### Exercise data

** start **

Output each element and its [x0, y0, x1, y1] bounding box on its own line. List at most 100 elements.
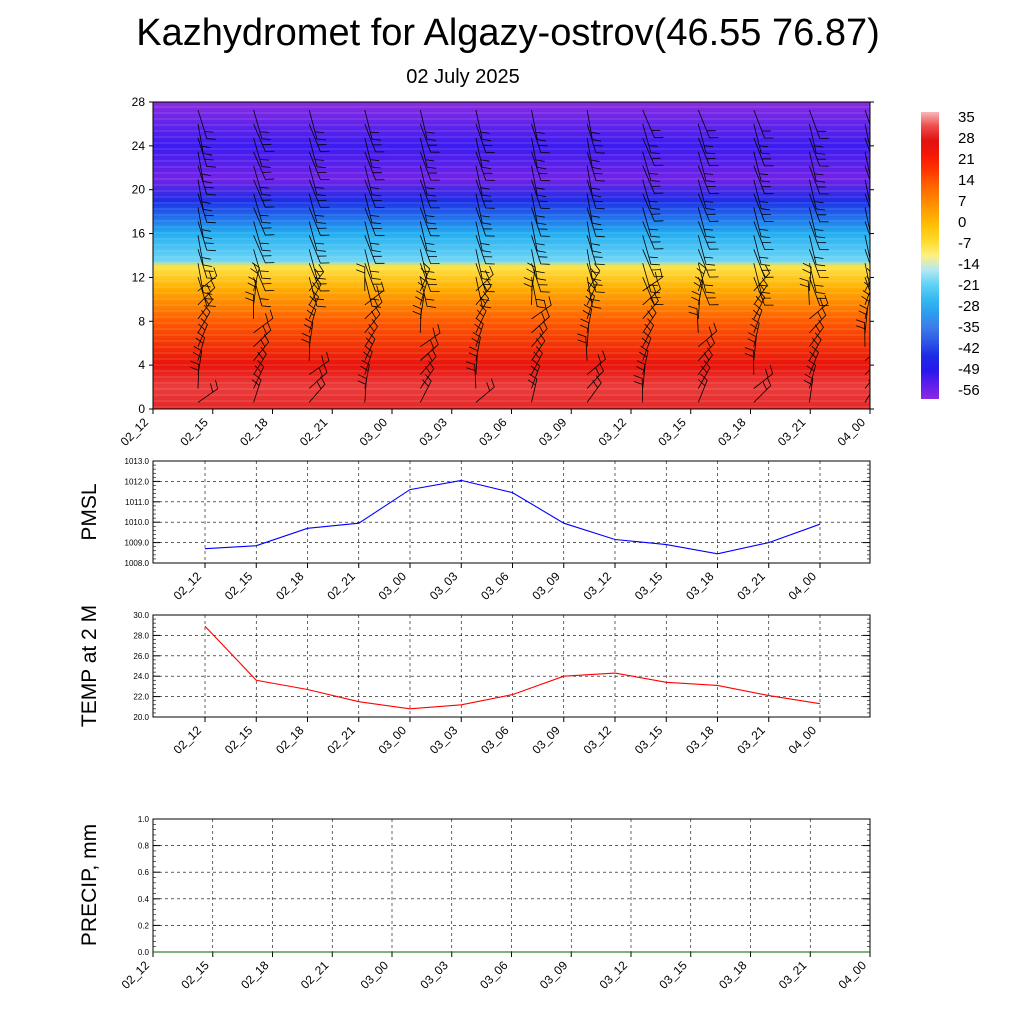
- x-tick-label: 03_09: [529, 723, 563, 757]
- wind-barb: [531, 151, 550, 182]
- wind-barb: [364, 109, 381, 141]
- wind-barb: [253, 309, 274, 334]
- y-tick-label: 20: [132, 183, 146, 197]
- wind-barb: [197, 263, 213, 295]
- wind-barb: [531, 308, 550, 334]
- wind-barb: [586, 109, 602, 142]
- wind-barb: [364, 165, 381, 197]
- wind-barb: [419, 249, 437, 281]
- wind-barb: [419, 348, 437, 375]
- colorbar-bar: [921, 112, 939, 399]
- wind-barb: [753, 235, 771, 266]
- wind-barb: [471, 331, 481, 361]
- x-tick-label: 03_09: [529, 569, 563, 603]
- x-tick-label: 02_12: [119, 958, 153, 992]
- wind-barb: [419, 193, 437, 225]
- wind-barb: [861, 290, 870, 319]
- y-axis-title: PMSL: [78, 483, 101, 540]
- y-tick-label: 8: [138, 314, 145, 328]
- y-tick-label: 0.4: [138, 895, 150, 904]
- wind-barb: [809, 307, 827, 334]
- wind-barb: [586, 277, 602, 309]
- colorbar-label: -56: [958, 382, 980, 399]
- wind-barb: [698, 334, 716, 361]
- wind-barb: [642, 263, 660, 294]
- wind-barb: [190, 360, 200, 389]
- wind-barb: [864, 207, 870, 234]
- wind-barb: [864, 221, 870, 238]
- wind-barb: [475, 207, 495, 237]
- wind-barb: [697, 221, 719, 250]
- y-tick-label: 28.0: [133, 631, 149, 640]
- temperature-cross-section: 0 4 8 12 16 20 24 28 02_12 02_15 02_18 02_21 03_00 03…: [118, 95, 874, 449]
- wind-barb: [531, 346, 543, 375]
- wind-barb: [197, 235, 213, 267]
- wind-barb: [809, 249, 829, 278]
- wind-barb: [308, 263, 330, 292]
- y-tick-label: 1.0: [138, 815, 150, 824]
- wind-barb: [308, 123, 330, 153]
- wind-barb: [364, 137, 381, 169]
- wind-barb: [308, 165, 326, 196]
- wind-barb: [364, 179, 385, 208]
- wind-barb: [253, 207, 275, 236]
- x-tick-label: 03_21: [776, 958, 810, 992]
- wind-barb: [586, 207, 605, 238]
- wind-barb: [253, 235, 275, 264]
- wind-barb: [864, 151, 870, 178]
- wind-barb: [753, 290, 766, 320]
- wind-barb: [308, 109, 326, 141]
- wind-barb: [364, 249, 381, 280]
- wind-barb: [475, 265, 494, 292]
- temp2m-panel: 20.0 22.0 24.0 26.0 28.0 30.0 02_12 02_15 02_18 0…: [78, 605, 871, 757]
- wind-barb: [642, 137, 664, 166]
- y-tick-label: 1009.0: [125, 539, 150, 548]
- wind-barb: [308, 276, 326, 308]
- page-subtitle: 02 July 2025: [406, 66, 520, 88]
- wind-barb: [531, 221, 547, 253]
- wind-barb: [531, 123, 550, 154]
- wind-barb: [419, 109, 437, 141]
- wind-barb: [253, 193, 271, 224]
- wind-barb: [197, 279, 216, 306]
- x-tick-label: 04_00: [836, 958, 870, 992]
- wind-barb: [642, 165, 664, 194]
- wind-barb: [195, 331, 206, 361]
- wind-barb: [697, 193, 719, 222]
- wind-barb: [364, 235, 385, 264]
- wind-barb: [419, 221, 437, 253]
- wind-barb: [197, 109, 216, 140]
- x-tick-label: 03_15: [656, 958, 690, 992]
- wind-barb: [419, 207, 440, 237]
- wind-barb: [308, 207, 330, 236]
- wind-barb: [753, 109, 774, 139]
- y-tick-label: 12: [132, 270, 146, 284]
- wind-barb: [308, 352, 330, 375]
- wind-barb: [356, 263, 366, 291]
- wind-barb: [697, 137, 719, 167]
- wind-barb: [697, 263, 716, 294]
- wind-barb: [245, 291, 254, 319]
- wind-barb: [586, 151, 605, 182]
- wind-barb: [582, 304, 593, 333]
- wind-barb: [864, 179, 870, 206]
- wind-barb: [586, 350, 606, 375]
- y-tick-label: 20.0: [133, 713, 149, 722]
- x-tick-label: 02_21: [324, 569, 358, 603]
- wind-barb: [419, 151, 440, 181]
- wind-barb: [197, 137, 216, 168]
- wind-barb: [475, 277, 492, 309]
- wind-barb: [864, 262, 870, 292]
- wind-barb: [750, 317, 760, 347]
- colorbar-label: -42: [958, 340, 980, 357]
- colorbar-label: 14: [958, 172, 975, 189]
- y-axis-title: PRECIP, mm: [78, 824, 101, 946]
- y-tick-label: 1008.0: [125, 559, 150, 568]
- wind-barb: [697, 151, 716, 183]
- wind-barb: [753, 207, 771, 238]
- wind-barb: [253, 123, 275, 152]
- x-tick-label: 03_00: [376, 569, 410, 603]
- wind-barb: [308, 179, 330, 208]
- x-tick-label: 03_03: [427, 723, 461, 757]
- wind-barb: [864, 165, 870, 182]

** end **
** start **

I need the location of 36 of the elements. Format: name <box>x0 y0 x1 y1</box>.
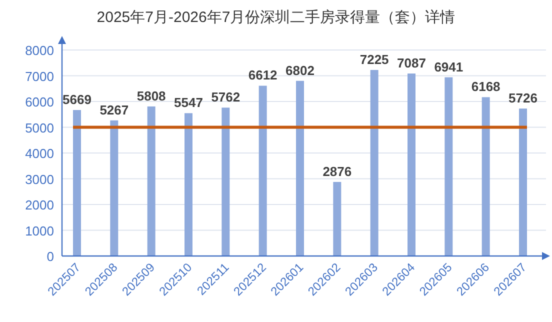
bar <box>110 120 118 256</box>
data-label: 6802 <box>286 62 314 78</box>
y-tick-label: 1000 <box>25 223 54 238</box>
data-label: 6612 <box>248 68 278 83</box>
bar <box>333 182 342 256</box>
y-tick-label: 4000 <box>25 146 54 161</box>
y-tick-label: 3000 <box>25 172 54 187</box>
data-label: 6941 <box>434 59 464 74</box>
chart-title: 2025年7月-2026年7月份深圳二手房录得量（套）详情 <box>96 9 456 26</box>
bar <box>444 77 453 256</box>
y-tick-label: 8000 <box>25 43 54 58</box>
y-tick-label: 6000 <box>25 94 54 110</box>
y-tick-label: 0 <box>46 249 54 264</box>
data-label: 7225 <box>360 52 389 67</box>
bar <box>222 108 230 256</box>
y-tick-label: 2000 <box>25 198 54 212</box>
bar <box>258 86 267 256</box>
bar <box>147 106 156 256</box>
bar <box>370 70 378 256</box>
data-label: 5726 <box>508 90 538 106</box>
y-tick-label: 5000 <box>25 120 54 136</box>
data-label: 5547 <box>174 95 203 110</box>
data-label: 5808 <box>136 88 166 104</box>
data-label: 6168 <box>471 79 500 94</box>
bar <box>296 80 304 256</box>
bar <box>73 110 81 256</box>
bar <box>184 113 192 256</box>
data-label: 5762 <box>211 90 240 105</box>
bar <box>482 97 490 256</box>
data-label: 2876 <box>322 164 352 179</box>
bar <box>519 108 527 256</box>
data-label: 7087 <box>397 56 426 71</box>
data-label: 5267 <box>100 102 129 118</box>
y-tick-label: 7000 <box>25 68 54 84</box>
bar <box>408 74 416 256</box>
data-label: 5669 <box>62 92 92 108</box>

** end **
** start **

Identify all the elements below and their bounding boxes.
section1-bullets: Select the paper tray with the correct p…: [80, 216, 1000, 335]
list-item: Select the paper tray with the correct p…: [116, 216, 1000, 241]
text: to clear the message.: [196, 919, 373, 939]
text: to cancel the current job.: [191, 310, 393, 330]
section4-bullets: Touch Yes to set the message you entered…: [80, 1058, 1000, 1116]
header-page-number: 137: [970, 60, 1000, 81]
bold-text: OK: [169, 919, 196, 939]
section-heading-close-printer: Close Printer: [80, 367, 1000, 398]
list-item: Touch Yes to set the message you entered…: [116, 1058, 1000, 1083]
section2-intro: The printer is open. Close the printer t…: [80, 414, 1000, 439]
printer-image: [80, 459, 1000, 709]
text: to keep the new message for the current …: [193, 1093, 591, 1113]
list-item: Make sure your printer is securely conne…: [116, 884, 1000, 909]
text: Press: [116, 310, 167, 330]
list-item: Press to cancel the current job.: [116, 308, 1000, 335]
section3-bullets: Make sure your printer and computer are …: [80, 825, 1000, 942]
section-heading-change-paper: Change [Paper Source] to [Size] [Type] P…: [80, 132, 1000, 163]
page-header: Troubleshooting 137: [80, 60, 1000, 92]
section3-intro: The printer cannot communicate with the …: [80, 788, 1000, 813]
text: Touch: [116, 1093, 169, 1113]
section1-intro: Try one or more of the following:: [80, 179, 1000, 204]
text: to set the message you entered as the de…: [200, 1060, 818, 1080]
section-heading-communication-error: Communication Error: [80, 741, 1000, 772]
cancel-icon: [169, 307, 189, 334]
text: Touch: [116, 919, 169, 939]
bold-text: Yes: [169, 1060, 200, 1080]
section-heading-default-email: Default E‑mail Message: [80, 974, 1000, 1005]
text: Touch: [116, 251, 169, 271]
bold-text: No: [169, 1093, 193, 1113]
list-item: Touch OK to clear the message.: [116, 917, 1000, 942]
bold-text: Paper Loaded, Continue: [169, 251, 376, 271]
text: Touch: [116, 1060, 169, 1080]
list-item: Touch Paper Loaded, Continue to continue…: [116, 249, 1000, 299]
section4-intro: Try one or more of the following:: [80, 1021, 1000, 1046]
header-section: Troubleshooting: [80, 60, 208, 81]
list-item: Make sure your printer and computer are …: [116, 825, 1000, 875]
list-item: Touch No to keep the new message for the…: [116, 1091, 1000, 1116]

** end **

Transcribe the items verbatim, starting at the line that contains "Identify all the" and ending at the line that contains "section2-intro: The printer".

### Solved problem
Identify all the elements below and their bounding boxes.
section1-bullets: Select the paper tray with the correct p…: [80, 216, 1000, 335]
list-item: Select the paper tray with the correct p…: [116, 216, 1000, 241]
text: to clear the message.: [196, 919, 373, 939]
text: to cancel the current job.: [191, 310, 393, 330]
section4-bullets: Touch Yes to set the message you entered…: [80, 1058, 1000, 1116]
header-page-number: 137: [970, 60, 1000, 81]
bold-text: OK: [169, 919, 196, 939]
section-heading-close-printer: Close Printer: [80, 367, 1000, 398]
list-item: Touch Yes to set the message you entered…: [116, 1058, 1000, 1083]
section2-intro: The printer is open. Close the printer t…: [80, 414, 1000, 439]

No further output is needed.